Aim of the exercise |
Please return everything in the chili text from "Anyone who knows" down to "new favorite chili.", copied word for word.
*** Source extract ***
Anyone who knows me knows that this is like telling me that I HAVE to eat the slice of pizza. I had no idea what a Scoville unit was, or how hot that slice was going to be. After a couple of glassfuls of milk I was willing to admit that I wasn't prepared, but that Fatali was my new favorite chili.

Nubbins and a few of the other guys have been growing super hot chilis for a few years now, so when a new hottest chili in the world was announced, he bought some seedlings and has been growing them this year. They're a north eastern Indian chili called Bhut Jolokia or Naga Jolokia, which means Ghost chili. What's not clear is whether they're called that because they were previously hard to find, or because when you eat them you die. The previously hottest chili in the world was the Red Savina Habenero, which clocked in at about 580,000 Scoville units. What does that mean about the hotness of a Red Savina? Just think about this...the hottest jalapeño you've ever eaten would have had a Scoville rating of about 8000 Scovilles. That means that a single Red Savina, which is about a third the volume as a jalapeño, is about 60 times as hot. A bell pepper is 0, a jalapeno is 8000, a Red Savina is 580,000, and a Bhut Jolokia is 1,040,000. Holy crap.

What am I going to do with a pepper that ridiculously hot? I'm going to chop it up and eat it on a pizza, of course. That's what I know how to do. I'm planning on sharing it with my Sikh friend Obiwan, because he has previously seemed to be completely impervious to the scourge of capsaicin. We'll see how he handles the ghost chili.
*** End of Source extract ***
*** Information shown ***
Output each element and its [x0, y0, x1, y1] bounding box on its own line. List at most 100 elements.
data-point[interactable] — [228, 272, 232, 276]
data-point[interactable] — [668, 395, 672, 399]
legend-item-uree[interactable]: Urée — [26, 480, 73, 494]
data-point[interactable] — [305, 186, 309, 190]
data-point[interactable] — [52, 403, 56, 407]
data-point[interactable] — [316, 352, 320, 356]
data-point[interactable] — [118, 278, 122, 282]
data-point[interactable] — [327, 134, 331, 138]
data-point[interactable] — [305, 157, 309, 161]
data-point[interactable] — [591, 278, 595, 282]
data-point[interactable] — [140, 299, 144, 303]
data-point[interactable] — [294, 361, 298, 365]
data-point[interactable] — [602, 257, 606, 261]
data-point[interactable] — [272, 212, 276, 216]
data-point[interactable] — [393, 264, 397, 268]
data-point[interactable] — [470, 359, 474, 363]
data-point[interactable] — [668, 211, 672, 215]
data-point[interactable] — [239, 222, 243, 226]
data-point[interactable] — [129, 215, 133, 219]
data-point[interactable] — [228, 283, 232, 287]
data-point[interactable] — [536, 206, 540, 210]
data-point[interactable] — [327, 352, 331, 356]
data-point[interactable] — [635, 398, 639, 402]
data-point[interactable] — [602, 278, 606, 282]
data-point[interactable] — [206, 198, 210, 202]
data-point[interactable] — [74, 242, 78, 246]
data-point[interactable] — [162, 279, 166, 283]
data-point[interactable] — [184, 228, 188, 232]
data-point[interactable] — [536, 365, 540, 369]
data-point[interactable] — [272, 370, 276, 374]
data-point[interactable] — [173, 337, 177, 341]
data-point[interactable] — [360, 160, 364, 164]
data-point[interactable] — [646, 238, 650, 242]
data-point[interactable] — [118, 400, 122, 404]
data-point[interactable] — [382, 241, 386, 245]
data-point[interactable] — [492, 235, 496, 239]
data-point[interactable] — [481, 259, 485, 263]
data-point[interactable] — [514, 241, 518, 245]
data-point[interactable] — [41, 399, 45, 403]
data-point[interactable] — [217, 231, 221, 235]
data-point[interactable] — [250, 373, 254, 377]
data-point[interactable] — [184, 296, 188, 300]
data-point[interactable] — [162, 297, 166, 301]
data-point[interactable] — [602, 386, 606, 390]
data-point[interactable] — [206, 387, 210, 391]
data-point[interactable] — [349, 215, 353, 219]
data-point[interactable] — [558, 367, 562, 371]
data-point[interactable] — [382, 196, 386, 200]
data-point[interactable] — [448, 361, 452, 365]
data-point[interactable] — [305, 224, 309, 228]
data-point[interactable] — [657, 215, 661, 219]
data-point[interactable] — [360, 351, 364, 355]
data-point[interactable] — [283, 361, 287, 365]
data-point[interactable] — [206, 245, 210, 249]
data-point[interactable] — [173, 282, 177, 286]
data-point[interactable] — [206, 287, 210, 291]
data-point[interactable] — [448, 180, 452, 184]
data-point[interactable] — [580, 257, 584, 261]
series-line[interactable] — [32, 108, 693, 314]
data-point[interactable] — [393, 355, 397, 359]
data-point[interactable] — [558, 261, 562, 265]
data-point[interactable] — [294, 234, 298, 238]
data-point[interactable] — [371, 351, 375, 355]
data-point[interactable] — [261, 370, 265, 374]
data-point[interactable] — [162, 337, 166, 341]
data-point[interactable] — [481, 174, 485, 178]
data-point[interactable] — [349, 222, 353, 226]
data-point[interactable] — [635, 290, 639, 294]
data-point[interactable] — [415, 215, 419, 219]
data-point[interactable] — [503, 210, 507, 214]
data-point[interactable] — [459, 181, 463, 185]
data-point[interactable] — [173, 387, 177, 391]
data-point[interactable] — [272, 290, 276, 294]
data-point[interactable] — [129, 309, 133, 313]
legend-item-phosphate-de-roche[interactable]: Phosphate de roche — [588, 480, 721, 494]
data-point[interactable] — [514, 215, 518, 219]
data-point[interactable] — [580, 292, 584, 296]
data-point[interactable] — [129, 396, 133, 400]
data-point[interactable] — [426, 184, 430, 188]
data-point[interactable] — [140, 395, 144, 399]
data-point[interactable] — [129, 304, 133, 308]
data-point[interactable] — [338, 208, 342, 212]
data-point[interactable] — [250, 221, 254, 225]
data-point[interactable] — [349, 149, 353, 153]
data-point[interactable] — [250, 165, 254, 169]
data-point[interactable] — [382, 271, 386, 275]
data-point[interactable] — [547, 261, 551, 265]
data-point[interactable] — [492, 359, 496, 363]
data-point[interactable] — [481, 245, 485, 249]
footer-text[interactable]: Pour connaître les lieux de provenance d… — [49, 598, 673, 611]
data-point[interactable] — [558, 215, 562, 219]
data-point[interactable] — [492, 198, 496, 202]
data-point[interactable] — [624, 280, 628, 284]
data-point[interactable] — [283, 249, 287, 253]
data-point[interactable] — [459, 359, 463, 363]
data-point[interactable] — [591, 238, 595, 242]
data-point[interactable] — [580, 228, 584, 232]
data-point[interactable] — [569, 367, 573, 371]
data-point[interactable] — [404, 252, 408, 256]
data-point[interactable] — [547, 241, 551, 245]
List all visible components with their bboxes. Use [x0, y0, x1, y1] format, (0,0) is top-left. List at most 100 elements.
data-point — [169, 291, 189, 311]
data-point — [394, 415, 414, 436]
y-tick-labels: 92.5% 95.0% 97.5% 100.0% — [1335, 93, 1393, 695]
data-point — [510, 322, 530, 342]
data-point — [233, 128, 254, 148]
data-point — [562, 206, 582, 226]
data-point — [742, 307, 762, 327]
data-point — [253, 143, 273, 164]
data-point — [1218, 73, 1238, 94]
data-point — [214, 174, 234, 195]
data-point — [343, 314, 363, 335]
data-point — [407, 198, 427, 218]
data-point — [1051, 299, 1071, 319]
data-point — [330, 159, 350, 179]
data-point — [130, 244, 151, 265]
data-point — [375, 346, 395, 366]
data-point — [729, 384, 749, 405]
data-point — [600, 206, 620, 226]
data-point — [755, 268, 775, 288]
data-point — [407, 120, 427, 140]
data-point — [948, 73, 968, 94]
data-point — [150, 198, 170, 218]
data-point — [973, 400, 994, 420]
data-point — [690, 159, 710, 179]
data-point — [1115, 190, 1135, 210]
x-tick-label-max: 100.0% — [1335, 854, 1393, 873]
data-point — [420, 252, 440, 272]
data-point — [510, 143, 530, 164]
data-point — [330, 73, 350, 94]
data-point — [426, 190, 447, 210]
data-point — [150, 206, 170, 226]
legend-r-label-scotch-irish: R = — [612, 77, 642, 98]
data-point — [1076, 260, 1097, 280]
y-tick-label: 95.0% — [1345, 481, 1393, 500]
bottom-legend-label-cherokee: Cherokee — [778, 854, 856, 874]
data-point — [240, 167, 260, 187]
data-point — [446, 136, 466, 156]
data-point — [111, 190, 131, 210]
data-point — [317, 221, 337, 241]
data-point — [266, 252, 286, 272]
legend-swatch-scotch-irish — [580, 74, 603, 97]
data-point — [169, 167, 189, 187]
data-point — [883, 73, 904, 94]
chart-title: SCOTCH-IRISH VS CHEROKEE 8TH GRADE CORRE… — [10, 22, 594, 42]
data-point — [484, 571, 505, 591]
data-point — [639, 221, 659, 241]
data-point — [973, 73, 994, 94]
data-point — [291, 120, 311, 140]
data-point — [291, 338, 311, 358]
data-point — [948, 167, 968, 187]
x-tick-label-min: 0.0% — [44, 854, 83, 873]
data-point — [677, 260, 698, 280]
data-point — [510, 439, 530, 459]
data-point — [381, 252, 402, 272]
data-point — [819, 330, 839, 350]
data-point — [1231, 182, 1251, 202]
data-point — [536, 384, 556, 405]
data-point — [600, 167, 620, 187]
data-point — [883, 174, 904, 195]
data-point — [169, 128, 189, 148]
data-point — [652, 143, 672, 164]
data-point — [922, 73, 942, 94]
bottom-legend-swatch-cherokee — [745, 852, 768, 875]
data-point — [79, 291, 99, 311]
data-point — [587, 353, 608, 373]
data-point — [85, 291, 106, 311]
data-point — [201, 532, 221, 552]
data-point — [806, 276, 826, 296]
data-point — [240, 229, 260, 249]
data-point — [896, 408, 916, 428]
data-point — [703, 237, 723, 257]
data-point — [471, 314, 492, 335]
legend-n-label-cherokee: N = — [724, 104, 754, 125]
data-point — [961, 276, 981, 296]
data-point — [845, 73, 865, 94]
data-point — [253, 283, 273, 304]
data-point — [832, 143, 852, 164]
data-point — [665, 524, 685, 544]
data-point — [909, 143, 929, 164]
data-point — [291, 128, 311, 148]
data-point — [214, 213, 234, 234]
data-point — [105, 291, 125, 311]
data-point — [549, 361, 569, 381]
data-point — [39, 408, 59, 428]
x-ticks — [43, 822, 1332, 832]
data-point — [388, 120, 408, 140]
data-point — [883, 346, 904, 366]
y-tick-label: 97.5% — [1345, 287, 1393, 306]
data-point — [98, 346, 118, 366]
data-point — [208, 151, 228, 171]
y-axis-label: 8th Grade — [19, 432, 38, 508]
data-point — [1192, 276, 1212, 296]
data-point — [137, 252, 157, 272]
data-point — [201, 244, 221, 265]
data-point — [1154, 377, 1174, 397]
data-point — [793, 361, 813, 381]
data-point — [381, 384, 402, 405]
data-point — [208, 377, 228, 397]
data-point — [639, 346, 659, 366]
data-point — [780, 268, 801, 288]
*** End of Information shown ***
Completed task |
Anyone who knows me knows that this is like telling me that I HAVE to eat the slice of pizza. I had no idea what a Scoville unit was, or how hot that slice was going to be. After a couple of glassfuls of milk I was willing to admit that I wasn't prepared, but that Fatali was my new favorite chili.